§ **Written problem**:
Scan each line of the records for the word "JSON" and extract the ones that have it.

Collected data entries:
*-*-*

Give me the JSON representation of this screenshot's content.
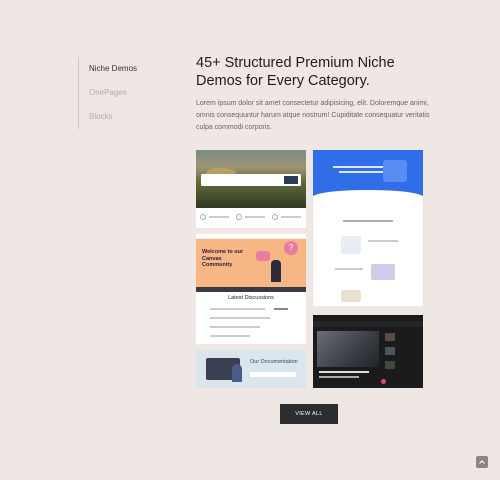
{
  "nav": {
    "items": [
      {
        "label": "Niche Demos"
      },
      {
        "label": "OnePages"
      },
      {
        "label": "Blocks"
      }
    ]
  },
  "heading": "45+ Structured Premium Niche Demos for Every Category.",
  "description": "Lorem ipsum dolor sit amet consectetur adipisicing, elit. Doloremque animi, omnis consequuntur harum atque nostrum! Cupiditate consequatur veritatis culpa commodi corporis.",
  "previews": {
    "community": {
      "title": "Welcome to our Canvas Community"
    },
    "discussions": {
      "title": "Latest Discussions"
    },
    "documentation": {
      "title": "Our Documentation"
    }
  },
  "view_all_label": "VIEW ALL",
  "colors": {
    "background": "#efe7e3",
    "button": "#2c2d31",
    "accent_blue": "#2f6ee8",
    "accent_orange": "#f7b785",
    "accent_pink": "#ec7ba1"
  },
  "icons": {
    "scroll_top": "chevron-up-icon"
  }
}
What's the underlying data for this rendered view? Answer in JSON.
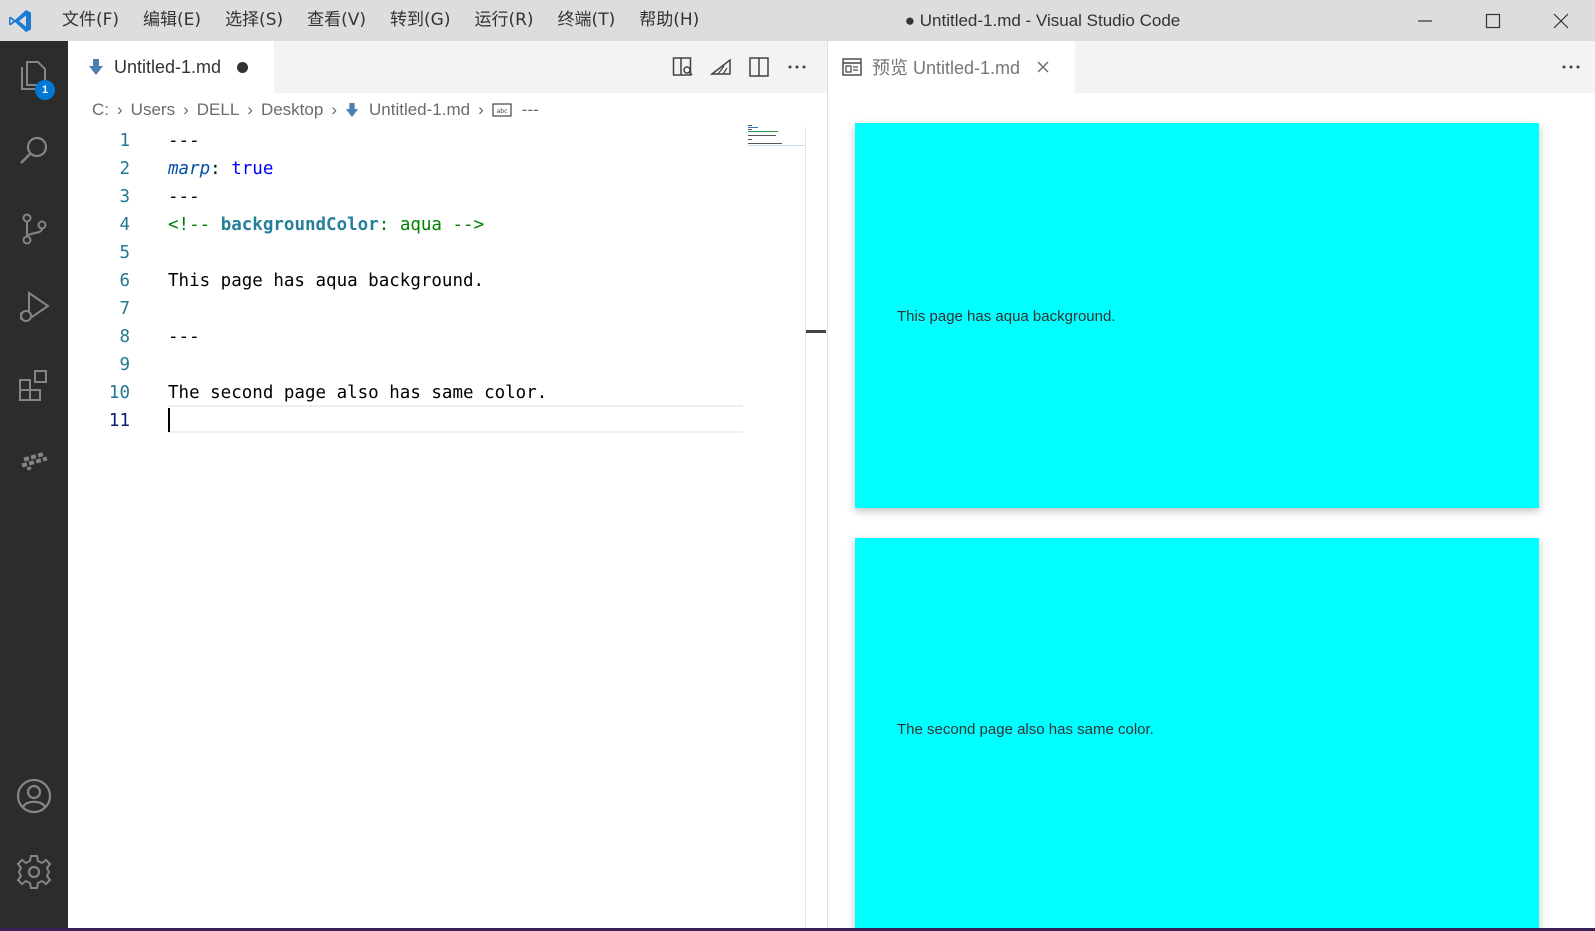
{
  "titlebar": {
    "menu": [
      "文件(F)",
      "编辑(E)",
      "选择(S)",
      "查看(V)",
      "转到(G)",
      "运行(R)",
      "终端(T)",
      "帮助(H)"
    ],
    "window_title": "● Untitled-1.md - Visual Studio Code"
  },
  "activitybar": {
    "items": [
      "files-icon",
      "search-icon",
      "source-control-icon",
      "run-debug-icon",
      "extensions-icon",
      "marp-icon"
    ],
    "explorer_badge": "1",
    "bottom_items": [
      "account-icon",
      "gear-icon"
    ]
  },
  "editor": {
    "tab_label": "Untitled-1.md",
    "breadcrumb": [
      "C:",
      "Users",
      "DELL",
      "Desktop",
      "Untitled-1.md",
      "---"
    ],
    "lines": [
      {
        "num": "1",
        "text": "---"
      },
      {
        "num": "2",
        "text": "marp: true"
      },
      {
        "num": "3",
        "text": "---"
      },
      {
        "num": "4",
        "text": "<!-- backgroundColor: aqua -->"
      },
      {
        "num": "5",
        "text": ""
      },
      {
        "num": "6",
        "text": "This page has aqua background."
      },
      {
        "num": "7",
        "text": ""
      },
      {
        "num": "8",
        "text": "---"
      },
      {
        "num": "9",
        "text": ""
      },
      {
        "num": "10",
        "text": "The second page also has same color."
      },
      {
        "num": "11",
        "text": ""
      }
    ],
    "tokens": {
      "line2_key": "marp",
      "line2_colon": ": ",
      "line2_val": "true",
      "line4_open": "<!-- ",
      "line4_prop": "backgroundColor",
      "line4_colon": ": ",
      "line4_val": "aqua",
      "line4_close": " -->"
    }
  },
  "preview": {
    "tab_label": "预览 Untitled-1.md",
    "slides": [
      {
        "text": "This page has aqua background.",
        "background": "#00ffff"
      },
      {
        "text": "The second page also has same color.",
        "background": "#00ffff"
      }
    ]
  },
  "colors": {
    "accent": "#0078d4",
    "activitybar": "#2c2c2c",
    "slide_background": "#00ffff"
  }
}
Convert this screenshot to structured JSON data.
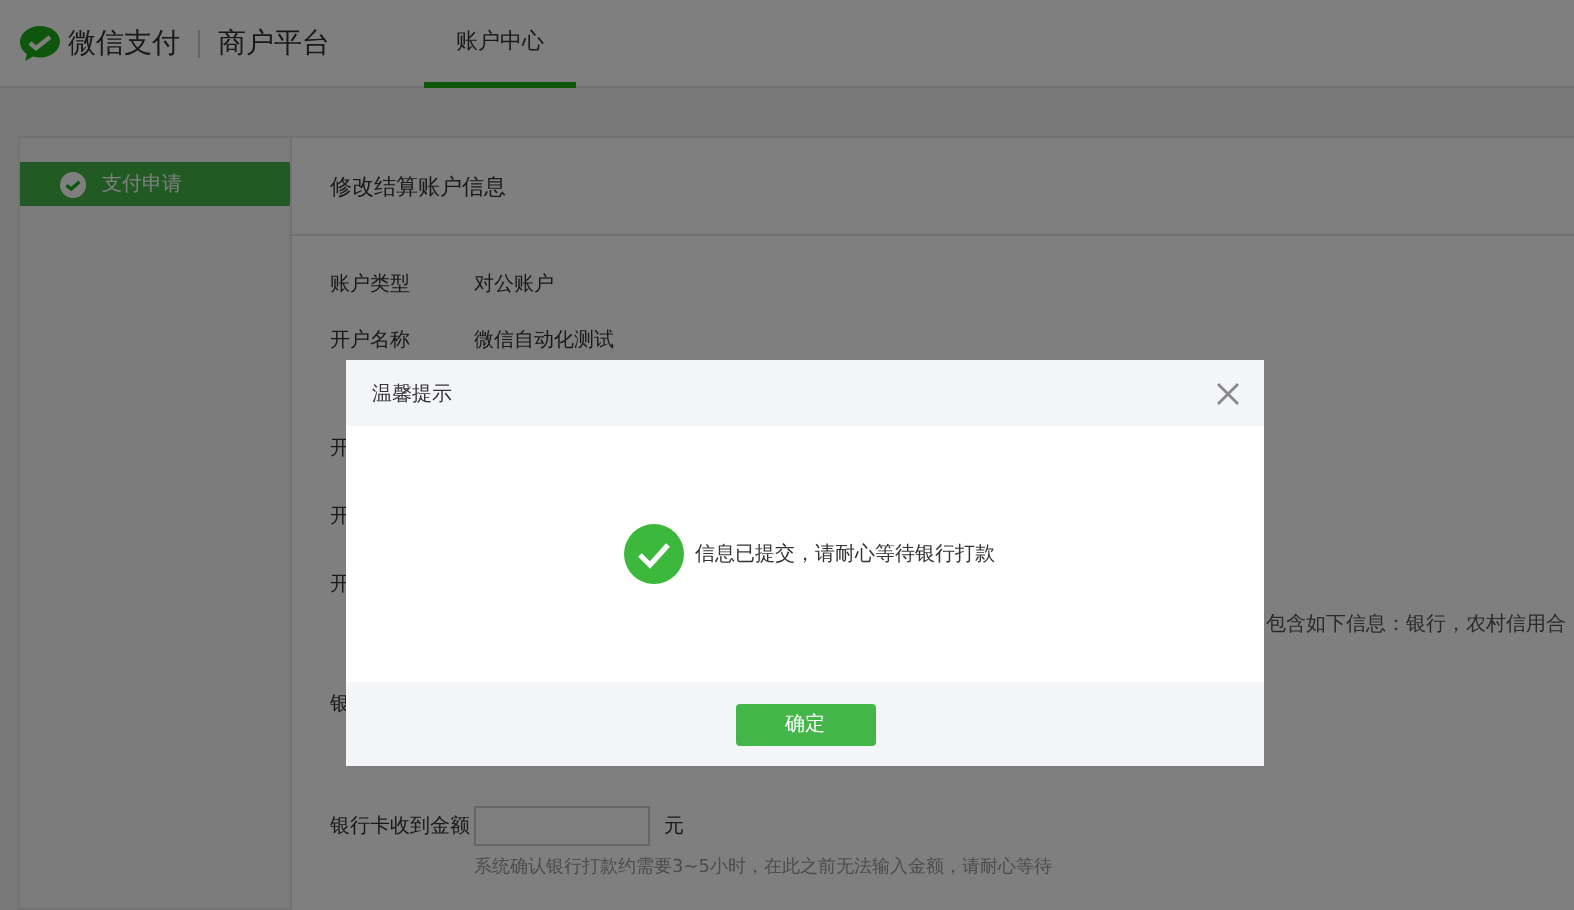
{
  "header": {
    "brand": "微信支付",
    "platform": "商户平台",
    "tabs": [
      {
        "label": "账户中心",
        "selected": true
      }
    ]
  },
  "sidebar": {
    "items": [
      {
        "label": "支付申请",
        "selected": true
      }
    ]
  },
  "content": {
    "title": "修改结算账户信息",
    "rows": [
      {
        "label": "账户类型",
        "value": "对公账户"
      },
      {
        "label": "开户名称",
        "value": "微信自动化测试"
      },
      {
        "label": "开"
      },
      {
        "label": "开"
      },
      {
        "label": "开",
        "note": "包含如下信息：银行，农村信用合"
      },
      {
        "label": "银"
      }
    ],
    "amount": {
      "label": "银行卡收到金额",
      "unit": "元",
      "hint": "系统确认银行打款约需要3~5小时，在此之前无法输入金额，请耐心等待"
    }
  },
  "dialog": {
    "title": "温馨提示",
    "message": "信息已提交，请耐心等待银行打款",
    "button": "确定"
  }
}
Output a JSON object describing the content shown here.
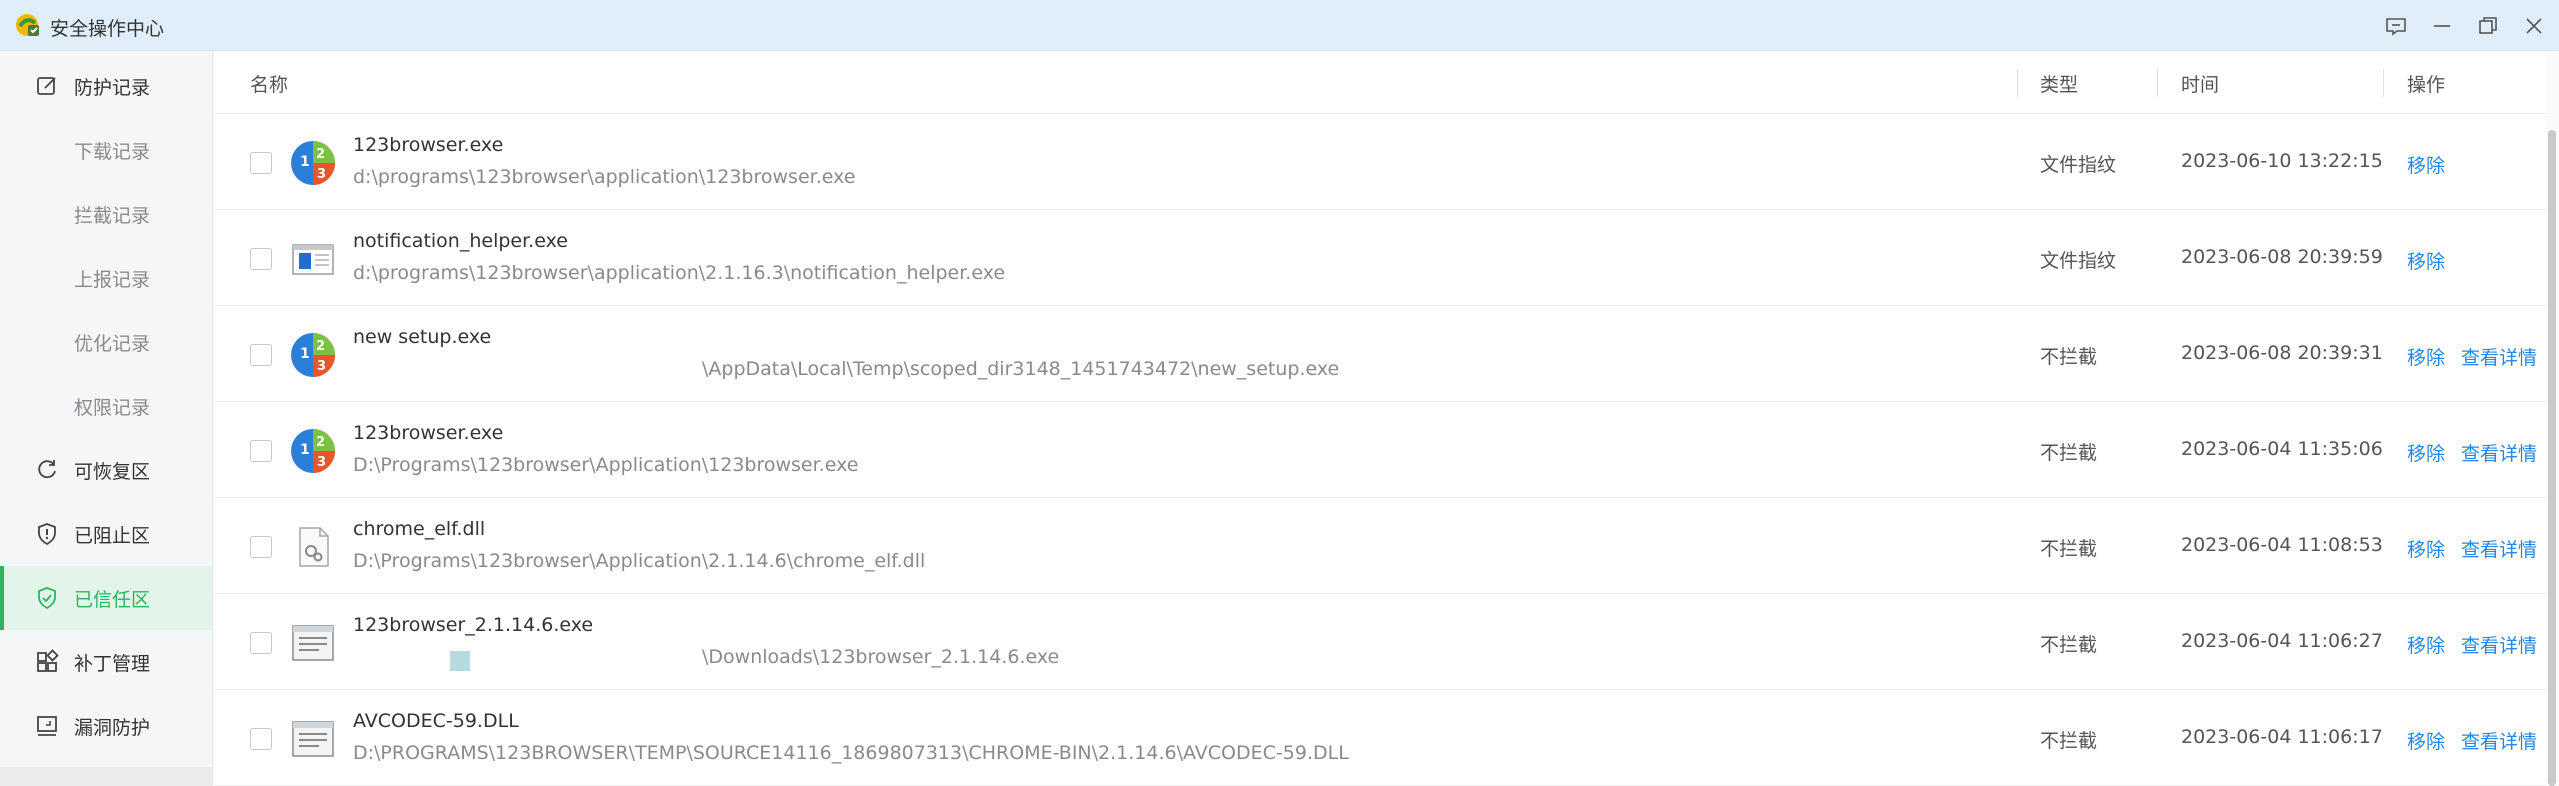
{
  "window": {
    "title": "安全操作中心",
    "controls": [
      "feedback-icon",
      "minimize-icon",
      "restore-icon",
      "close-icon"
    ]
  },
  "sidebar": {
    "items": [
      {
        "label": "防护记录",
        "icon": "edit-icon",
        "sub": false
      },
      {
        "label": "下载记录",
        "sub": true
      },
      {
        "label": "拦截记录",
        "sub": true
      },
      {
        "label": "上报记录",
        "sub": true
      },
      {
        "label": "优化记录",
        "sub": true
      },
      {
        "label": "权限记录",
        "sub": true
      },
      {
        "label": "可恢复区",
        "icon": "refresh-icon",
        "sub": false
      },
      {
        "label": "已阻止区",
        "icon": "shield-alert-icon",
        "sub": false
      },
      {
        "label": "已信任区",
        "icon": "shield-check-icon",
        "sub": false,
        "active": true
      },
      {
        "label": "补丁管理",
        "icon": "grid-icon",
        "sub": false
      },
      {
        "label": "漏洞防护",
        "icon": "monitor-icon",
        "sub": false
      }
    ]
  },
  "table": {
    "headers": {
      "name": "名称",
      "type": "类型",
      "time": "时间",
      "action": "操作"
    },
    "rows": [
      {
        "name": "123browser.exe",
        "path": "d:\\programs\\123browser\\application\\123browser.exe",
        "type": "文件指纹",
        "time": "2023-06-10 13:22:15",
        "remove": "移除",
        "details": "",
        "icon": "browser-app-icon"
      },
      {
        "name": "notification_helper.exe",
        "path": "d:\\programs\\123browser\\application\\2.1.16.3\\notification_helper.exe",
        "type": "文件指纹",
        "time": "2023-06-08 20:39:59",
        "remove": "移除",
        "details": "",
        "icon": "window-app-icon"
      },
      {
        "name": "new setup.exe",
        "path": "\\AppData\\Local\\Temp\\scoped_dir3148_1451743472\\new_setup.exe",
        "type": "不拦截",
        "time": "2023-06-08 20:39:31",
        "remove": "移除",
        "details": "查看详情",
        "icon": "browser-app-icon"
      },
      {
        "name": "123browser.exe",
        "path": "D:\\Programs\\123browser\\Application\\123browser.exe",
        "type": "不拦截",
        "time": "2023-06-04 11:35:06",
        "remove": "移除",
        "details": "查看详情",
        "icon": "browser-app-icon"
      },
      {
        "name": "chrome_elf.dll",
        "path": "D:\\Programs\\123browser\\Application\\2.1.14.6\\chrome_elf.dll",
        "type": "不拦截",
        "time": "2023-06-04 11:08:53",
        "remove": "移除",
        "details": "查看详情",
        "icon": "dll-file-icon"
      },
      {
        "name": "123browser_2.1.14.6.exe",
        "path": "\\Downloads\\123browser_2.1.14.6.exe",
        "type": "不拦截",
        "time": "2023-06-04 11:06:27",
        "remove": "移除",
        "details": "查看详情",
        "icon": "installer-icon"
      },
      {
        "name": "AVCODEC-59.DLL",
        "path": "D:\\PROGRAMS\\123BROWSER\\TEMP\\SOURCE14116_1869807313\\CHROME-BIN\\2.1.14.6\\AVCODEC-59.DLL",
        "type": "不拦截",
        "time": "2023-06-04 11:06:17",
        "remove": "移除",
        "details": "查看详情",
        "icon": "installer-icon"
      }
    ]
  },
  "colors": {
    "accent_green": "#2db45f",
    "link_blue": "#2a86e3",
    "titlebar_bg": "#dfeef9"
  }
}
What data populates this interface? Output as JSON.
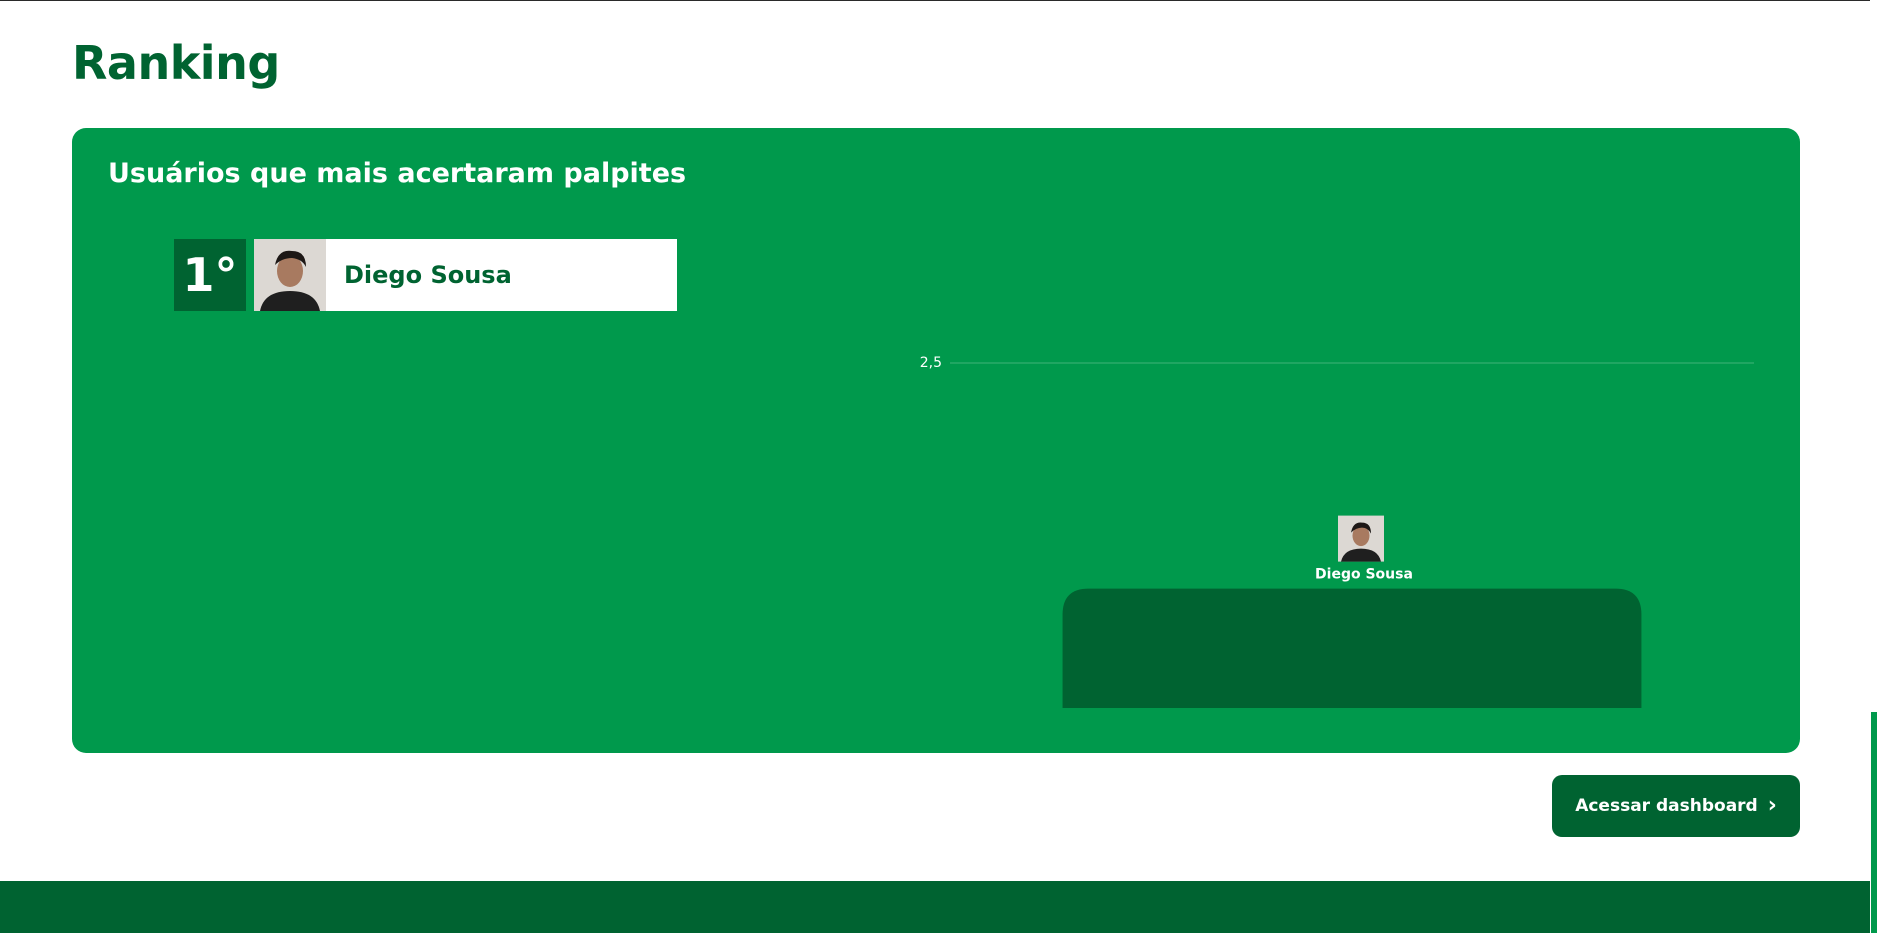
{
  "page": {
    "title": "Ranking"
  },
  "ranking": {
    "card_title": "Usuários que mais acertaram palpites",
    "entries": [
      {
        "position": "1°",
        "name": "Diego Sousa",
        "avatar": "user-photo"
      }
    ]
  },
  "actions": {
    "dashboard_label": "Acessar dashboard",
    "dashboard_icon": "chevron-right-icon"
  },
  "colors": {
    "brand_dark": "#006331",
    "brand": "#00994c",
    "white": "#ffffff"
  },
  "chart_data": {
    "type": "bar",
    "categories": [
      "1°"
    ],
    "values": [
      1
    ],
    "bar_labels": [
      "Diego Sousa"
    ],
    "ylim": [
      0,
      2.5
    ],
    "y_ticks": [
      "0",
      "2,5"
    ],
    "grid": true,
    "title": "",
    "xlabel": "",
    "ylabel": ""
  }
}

*-*-*

§ **Solved problem**:
Give me the JSON representation of this screenshot's content.
What's the underlying data for this rendered view? Answer in JSON.
Convert this screenshot to structured JSON data.
Output a JSON object describing the content shown here.
What data populates this interface? Output as JSON.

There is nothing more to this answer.